Reproduce each line from the records that holds "screenshot".

Record excerpts →
## start

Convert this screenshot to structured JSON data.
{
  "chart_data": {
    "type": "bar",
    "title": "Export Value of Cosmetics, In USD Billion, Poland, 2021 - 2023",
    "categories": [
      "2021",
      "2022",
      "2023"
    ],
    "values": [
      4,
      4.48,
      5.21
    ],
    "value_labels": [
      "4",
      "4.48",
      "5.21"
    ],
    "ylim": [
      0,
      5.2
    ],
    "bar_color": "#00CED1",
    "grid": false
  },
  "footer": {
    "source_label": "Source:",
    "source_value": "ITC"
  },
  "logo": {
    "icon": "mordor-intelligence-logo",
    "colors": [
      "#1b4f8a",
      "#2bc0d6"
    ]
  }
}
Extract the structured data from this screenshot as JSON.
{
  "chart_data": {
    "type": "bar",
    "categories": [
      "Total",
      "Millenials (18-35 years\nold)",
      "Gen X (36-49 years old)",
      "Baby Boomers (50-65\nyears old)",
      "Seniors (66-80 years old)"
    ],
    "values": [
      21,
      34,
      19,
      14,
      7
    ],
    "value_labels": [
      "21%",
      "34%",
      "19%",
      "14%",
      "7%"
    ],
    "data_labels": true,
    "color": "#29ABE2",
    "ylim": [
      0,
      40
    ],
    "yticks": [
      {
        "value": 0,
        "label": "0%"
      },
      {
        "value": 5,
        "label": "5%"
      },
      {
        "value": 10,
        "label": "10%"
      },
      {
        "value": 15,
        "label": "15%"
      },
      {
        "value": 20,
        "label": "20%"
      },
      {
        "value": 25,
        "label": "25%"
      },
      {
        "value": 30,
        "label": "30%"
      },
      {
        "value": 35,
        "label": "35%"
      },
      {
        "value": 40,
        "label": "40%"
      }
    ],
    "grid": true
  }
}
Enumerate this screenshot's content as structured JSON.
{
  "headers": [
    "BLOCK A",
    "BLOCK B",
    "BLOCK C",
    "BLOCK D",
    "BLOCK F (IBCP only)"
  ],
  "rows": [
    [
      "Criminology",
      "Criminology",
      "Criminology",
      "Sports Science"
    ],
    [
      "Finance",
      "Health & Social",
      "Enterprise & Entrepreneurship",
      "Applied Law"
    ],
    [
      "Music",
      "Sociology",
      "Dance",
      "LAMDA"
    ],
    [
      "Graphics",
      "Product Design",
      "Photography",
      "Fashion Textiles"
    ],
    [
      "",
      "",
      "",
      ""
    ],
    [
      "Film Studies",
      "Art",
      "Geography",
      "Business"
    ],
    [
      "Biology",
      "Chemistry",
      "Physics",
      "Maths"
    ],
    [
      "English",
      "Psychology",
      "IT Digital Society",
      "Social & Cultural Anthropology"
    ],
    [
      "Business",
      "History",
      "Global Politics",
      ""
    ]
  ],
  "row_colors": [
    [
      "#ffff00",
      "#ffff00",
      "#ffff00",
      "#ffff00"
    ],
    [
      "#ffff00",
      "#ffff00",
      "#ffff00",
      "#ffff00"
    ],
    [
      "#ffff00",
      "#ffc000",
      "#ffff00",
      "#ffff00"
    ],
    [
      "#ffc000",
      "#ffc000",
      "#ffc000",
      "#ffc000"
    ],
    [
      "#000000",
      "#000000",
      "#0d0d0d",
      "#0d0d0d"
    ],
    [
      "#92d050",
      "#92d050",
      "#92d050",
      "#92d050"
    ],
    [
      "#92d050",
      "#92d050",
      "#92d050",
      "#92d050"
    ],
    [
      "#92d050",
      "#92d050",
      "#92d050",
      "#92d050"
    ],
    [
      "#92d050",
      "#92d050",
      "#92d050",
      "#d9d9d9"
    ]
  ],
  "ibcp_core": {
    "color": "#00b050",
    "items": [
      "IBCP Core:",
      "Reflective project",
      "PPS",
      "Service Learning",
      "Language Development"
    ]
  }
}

## end

Correct output →
Convert this screenshot to structured JSON data.
Extract the structured data from this screenshot as JSON.
Enumerate this screenshot's content as structured JSON.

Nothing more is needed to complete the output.